#### Exercise instructions:
Can you retype every record below exactly as written?

▬▬▬▬▬▬

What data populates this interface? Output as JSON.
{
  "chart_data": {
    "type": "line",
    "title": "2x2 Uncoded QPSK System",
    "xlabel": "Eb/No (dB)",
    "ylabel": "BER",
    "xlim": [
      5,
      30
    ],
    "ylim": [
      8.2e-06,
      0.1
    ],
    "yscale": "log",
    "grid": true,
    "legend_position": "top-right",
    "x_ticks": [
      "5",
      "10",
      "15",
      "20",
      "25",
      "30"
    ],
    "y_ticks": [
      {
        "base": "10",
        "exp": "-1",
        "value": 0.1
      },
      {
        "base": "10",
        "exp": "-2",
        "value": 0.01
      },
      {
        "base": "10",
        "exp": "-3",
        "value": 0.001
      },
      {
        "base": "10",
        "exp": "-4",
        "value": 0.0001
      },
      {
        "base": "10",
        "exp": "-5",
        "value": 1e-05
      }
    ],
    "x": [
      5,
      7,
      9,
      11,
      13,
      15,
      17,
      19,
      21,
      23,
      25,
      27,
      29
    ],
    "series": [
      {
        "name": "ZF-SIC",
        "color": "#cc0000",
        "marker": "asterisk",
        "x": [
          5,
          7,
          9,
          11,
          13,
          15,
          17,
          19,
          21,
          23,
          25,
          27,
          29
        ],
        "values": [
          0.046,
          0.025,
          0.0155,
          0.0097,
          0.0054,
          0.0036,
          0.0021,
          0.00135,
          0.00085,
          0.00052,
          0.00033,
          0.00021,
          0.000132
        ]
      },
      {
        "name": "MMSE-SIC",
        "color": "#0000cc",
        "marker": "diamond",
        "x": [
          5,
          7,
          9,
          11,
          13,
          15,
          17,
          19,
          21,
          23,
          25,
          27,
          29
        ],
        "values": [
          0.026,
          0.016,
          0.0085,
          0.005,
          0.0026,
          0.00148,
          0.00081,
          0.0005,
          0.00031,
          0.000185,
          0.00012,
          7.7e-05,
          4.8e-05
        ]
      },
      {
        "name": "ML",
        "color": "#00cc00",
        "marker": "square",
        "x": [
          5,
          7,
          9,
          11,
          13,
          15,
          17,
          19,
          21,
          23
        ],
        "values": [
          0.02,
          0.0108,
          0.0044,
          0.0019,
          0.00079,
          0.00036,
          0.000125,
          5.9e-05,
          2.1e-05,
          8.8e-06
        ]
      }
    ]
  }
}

▬▬▬▬▬▬

#### Finished answer:
What data populates this interface? Output as JSON.
{
  "chart_data": {
    "type": "line",
    "title": "2x2 Uncoded QPSK System",
    "xlabel": "Eb/No (dB)",
    "ylabel": "BER",
    "xlim": [
      5,
      30
    ],
    "ylim": [
      8.2e-06,
      0.1
    ],
    "yscale": "log",
    "grid": true,
    "legend_position": "top-right",
    "x_ticks": [
      "5",
      "10",
      "15",
      "20",
      "25",
      "30"
    ],
    "y_ticks": [
      {
        "base": "10",
        "exp": "-1",
        "value": 0.1
      },
      {
        "base": "10",
        "exp": "-2",
        "value": 0.01
      },
      {
        "base": "10",
        "exp": "-3",
        "value": 0.001
      },
      {
        "base": "10",
        "exp": "-4",
        "value": 0.0001
      },
      {
        "base": "10",
        "exp": "-5",
        "value": 1e-05
      }
    ],
    "x": [
      5,
      7,
      9,
      11,
      13,
      15,
      17,
      19,
      21,
      23,
      25,
      27,
      29
    ],
    "series": [
      {
        "name": "ZF-SIC",
        "color": "#cc0000",
        "marker": "asterisk",
        "x": [
          5,
          7,
          9,
          11,
          13,
          15,
          17,
          19,
          21,
          23,
          25,
          27,
          29
        ],
        "values": [
          0.046,
          0.025,
          0.0155,
          0.0097,
          0.0054,
          0.0036,
          0.0021,
          0.00135,
          0.00085,
          0.00052,
          0.00033,
          0.00021,
          0.000132
        ]
      },
      {
        "name": "MMSE-SIC",
        "color": "#0000cc",
        "marker": "diamond",
        "x": [
          5,
          7,
          9,
          11,
          13,
          15,
          17,
          19,
          21,
          23,
          25,
          27,
          29
        ],
        "values": [
          0.026,
          0.016,
          0.0085,
          0.005,
          0.0026,
          0.00148,
          0.00081,
          0.0005,
          0.00031,
          0.000185,
          0.00012,
          7.7e-05,
          4.8e-05
        ]
      },
      {
        "name": "ML",
        "color": "#00cc00",
        "marker": "square",
        "x": [
          5,
          7,
          9,
          11,
          13,
          15,
          17,
          19,
          21,
          23
        ],
        "values": [
          0.02,
          0.0108,
          0.0044,
          0.0019,
          0.00079,
          0.00036,
          0.000125,
          5.9e-05,
          2.1e-05,
          8.8e-06
        ]
      }
    ]
  }
}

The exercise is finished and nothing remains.